§ Written task: Each record below should be repeated precisely as written.

§ Extracted material:
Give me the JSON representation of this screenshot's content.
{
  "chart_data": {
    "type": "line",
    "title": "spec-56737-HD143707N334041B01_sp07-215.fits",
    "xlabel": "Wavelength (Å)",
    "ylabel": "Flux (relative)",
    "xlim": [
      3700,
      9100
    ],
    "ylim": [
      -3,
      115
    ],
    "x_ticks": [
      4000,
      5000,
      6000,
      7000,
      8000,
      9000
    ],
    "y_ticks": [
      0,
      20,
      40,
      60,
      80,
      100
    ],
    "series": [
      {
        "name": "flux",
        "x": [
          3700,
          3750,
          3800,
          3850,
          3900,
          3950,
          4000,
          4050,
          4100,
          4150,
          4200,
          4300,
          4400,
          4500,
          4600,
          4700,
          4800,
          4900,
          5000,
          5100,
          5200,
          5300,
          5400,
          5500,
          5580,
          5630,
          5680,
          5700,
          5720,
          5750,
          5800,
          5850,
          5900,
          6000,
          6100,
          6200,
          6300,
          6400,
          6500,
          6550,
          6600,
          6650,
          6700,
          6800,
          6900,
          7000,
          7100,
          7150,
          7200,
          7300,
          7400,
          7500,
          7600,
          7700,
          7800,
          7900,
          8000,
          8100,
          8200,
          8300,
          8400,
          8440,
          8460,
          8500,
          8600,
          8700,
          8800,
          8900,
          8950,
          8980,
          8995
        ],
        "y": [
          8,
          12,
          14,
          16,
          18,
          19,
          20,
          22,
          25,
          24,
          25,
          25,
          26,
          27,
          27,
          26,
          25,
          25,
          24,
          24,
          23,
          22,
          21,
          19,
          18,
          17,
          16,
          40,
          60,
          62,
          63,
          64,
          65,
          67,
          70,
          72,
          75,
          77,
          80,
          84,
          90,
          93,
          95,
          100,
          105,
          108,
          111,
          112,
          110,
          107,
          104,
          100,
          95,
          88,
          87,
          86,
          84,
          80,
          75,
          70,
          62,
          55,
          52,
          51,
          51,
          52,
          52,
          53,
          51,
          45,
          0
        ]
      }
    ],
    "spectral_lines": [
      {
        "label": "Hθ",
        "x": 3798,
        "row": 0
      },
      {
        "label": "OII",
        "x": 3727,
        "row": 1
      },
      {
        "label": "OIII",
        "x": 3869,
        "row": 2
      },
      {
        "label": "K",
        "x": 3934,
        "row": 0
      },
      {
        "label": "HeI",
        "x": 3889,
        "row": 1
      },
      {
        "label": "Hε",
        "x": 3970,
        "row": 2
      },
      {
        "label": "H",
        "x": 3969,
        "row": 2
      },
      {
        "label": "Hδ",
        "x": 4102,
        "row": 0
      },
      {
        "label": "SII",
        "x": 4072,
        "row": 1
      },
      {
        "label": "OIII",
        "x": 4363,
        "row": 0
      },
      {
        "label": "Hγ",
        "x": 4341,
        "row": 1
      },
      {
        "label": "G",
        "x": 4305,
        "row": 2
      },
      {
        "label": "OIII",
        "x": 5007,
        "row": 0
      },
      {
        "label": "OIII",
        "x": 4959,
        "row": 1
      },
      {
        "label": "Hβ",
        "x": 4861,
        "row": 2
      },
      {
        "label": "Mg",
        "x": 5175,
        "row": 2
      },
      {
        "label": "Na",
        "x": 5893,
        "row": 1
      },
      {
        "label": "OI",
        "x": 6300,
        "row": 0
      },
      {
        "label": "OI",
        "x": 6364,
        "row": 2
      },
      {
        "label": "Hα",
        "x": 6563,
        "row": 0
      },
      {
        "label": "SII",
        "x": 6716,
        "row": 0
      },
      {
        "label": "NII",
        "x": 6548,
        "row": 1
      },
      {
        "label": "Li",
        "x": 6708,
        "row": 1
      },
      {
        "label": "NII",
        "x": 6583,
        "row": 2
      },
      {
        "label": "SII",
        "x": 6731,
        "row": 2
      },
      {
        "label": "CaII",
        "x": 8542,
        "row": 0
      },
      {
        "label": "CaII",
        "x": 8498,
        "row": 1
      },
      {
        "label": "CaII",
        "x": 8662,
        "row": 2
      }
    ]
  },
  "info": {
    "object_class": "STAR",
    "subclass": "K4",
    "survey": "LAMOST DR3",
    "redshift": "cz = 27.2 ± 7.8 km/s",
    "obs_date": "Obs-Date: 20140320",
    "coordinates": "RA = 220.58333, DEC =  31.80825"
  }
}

§ Result of the task:
Give me the JSON representation of this screenshot's content.
{
  "chart_data": {
    "type": "line",
    "title": "spec-56737-HD143707N334041B01_sp07-215.fits",
    "xlabel": "Wavelength (Å)",
    "ylabel": "Flux (relative)",
    "xlim": [
      3700,
      9100
    ],
    "ylim": [
      -3,
      115
    ],
    "x_ticks": [
      4000,
      5000,
      6000,
      7000,
      8000,
      9000
    ],
    "y_ticks": [
      0,
      20,
      40,
      60,
      80,
      100
    ],
    "series": [
      {
        "name": "flux",
        "x": [
          3700,
          3750,
          3800,
          3850,
          3900,
          3950,
          4000,
          4050,
          4100,
          4150,
          4200,
          4300,
          4400,
          4500,
          4600,
          4700,
          4800,
          4900,
          5000,
          5100,
          5200,
          5300,
          5400,
          5500,
          5580,
          5630,
          5680,
          5700,
          5720,
          5750,
          5800,
          5850,
          5900,
          6000,
          6100,
          6200,
          6300,
          6400,
          6500,
          6550,
          6600,
          6650,
          6700,
          6800,
          6900,
          7000,
          7100,
          7150,
          7200,
          7300,
          7400,
          7500,
          7600,
          7700,
          7800,
          7900,
          8000,
          8100,
          8200,
          8300,
          8400,
          8440,
          8460,
          8500,
          8600,
          8700,
          8800,
          8900,
          8950,
          8980,
          8995
        ],
        "y": [
          8,
          12,
          14,
          16,
          18,
          19,
          20,
          22,
          25,
          24,
          25,
          25,
          26,
          27,
          27,
          26,
          25,
          25,
          24,
          24,
          23,
          22,
          21,
          19,
          18,
          17,
          16,
          40,
          60,
          62,
          63,
          64,
          65,
          67,
          70,
          72,
          75,
          77,
          80,
          84,
          90,
          93,
          95,
          100,
          105,
          108,
          111,
          112,
          110,
          107,
          104,
          100,
          95,
          88,
          87,
          86,
          84,
          80,
          75,
          70,
          62,
          55,
          52,
          51,
          51,
          52,
          52,
          53,
          51,
          45,
          0
        ]
      }
    ],
    "spectral_lines": [
      {
        "label": "Hθ",
        "x": 3798,
        "row": 0
      },
      {
        "label": "OII",
        "x": 3727,
        "row": 1
      },
      {
        "label": "OIII",
        "x": 3869,
        "row": 2
      },
      {
        "label": "K",
        "x": 3934,
        "row": 0
      },
      {
        "label": "HeI",
        "x": 3889,
        "row": 1
      },
      {
        "label": "Hε",
        "x": 3970,
        "row": 2
      },
      {
        "label": "H",
        "x": 3969,
        "row": 2
      },
      {
        "label": "Hδ",
        "x": 4102,
        "row": 0
      },
      {
        "label": "SII",
        "x": 4072,
        "row": 1
      },
      {
        "label": "OIII",
        "x": 4363,
        "row": 0
      },
      {
        "label": "Hγ",
        "x": 4341,
        "row": 1
      },
      {
        "label": "G",
        "x": 4305,
        "row": 2
      },
      {
        "label": "OIII",
        "x": 5007,
        "row": 0
      },
      {
        "label": "OIII",
        "x": 4959,
        "row": 1
      },
      {
        "label": "Hβ",
        "x": 4861,
        "row": 2
      },
      {
        "label": "Mg",
        "x": 5175,
        "row": 2
      },
      {
        "label": "Na",
        "x": 5893,
        "row": 1
      },
      {
        "label": "OI",
        "x": 6300,
        "row": 0
      },
      {
        "label": "OI",
        "x": 6364,
        "row": 2
      },
      {
        "label": "Hα",
        "x": 6563,
        "row": 0
      },
      {
        "label": "SII",
        "x": 6716,
        "row": 0
      },
      {
        "label": "NII",
        "x": 6548,
        "row": 1
      },
      {
        "label": "Li",
        "x": 6708,
        "row": 1
      },
      {
        "label": "NII",
        "x": 6583,
        "row": 2
      },
      {
        "label": "SII",
        "x": 6731,
        "row": 2
      },
      {
        "label": "CaII",
        "x": 8542,
        "row": 0
      },
      {
        "label": "CaII",
        "x": 8498,
        "row": 1
      },
      {
        "label": "CaII",
        "x": 8662,
        "row": 2
      }
    ]
  },
  "info": {
    "object_class": "STAR",
    "subclass": "K4",
    "survey": "LAMOST DR3",
    "redshift": "cz = 27.2 ± 7.8 km/s",
    "obs_date": "Obs-Date: 20140320",
    "coordinates": "RA = 220.58333, DEC =  31.80825"
  }
}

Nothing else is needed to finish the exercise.